• [Requirement] Single out the lines of the material that contain "chevron" and copy them.

(Data items)

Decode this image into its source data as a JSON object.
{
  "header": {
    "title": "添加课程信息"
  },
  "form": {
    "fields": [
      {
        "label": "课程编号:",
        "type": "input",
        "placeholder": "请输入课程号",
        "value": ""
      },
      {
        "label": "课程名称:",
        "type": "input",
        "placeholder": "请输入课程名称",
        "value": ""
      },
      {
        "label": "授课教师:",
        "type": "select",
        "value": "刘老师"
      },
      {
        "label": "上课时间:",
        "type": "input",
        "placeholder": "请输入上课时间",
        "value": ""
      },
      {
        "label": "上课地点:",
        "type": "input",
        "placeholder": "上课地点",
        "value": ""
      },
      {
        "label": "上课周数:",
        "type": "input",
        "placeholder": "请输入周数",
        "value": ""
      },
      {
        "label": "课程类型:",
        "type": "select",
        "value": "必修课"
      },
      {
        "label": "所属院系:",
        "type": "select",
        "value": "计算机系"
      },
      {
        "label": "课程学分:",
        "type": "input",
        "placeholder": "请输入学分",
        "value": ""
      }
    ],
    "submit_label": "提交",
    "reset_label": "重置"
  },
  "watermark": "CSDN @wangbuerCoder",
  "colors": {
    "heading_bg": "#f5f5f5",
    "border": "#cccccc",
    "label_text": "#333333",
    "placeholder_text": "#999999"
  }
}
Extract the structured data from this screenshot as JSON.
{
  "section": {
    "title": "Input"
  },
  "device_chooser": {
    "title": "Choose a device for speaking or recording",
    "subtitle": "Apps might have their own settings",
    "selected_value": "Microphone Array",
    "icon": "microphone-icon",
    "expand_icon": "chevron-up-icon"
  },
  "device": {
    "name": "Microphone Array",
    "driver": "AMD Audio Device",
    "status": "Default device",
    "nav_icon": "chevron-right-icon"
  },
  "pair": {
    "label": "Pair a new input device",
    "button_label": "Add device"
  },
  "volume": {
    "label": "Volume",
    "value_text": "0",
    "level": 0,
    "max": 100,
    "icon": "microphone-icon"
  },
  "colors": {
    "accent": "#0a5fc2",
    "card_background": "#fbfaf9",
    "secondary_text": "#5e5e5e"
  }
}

• [Answer]
    "expand_icon": "chevron-up-icon"
    "nav_icon": "chevron-right-icon"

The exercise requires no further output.